start Data lines
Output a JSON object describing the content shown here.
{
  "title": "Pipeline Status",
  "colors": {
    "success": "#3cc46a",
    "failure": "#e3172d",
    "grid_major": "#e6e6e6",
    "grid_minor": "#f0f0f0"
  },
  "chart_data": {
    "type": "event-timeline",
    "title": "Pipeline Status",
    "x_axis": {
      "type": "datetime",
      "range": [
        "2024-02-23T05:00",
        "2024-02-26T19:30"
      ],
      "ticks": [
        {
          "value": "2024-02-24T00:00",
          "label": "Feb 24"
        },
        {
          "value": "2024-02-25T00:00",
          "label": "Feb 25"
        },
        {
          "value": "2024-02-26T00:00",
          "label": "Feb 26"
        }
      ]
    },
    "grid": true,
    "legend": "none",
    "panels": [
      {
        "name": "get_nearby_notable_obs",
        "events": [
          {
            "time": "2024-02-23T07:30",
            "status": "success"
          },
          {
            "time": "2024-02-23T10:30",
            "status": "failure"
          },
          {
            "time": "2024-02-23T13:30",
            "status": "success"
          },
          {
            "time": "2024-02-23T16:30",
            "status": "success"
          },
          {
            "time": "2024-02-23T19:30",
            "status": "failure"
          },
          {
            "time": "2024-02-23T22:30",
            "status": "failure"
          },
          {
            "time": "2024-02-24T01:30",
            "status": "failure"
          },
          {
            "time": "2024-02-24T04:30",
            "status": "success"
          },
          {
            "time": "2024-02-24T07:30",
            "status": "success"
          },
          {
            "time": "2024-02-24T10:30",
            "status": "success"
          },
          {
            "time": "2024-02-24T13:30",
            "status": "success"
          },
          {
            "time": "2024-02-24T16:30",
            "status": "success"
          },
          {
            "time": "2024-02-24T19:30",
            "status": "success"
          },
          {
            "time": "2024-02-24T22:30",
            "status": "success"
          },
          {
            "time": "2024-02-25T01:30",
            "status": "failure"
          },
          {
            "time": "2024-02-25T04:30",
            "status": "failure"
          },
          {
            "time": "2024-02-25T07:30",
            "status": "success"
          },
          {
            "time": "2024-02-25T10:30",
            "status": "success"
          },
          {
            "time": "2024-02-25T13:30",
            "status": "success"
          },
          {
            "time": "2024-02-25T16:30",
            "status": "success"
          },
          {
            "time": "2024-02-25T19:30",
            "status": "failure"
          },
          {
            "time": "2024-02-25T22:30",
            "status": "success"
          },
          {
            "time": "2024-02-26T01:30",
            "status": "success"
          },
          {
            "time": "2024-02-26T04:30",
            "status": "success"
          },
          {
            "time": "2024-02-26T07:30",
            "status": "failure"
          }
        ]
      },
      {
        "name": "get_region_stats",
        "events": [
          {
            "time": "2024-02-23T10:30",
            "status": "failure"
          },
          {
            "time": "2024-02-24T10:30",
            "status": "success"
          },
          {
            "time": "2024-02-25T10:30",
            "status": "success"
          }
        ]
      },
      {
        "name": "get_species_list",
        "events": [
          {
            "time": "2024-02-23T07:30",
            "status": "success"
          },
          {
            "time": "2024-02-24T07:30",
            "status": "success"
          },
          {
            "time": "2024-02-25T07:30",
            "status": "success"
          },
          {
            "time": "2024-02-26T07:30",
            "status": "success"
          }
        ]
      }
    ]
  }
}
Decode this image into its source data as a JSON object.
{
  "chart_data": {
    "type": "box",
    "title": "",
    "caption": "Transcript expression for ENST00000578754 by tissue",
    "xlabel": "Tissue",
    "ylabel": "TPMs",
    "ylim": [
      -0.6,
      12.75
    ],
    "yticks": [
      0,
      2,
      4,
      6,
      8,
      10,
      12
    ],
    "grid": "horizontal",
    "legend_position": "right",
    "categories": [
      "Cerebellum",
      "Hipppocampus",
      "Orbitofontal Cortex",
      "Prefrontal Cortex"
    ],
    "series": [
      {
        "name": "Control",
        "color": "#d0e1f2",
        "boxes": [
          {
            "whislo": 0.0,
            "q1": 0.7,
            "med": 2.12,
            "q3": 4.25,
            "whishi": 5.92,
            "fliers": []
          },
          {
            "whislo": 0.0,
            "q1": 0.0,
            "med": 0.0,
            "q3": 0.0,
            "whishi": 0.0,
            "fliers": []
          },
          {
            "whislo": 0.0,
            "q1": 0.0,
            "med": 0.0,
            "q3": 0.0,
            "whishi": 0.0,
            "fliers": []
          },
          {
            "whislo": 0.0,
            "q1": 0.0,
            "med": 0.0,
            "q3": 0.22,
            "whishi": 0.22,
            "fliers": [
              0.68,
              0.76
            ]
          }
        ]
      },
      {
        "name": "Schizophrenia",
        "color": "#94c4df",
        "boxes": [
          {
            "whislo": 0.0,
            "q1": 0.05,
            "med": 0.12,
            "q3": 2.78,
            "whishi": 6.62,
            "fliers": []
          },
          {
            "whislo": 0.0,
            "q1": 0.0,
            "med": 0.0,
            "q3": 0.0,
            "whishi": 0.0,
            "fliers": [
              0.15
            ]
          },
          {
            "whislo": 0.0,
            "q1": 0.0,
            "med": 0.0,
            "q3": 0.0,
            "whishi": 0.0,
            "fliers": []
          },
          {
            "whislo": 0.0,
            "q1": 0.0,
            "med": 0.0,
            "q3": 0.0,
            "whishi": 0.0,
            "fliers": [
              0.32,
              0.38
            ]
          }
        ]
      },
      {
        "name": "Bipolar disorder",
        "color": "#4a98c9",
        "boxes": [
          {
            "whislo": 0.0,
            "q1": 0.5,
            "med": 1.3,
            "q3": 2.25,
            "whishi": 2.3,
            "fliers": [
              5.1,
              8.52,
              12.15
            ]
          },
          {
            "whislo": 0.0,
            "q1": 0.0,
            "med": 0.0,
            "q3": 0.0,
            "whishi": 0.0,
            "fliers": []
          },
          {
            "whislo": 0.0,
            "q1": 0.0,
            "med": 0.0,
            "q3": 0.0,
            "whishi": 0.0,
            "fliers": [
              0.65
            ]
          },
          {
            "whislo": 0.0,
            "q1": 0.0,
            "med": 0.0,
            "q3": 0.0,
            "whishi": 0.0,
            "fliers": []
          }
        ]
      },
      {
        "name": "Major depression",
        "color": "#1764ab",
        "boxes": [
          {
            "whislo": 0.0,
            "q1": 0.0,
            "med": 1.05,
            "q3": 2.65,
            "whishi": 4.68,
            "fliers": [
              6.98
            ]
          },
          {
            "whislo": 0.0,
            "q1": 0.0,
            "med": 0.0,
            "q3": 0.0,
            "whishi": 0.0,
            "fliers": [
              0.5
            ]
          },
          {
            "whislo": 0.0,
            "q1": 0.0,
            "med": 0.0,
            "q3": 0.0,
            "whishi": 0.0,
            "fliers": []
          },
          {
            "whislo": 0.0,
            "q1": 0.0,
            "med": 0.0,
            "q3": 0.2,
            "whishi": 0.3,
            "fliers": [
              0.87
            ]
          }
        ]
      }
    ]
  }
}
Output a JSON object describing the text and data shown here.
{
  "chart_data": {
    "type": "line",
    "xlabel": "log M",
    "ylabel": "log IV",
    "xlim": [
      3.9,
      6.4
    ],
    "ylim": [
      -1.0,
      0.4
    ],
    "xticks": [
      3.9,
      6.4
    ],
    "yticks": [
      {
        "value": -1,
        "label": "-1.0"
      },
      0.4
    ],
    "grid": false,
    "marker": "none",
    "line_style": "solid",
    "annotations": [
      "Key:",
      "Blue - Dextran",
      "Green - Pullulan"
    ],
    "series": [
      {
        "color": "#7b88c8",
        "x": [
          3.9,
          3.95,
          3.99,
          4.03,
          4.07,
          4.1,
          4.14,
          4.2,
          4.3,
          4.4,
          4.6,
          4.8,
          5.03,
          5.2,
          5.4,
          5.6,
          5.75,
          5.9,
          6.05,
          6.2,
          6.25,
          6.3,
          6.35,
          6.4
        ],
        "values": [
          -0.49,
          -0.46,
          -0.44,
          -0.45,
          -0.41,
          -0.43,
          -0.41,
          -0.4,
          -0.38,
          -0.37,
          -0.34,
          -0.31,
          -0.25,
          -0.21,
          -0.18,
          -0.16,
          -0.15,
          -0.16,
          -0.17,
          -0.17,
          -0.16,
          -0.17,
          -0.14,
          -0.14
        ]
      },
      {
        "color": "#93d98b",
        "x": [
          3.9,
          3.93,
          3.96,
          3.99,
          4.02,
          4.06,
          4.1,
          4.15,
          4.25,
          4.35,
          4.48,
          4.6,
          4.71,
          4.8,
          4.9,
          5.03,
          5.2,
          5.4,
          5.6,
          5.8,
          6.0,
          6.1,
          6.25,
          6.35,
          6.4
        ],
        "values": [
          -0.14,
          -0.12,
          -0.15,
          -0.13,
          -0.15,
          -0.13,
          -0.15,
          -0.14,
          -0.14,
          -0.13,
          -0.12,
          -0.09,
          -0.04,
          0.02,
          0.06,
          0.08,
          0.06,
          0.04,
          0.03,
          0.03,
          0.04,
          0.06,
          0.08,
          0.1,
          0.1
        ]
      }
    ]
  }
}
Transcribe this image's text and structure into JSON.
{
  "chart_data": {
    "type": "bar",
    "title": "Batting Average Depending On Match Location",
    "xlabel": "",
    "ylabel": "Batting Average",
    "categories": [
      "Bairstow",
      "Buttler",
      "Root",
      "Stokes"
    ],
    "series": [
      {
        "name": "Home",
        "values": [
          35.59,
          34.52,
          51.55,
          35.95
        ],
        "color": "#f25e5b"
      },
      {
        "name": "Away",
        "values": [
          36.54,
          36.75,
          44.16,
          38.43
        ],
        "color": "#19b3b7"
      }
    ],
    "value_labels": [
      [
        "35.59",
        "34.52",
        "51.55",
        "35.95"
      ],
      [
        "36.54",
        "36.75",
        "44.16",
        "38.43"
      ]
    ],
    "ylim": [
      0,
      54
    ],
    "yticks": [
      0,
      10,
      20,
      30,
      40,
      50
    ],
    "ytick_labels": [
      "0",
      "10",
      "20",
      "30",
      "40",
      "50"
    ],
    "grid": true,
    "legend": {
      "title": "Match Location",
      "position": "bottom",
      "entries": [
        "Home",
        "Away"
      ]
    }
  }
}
end Data lines
- Task prompt: Which lines hold the string "this"? List them all.

- Written reply:
Decode this image into its source data as a JSON object.
Transcribe this image's text and structure into JSON.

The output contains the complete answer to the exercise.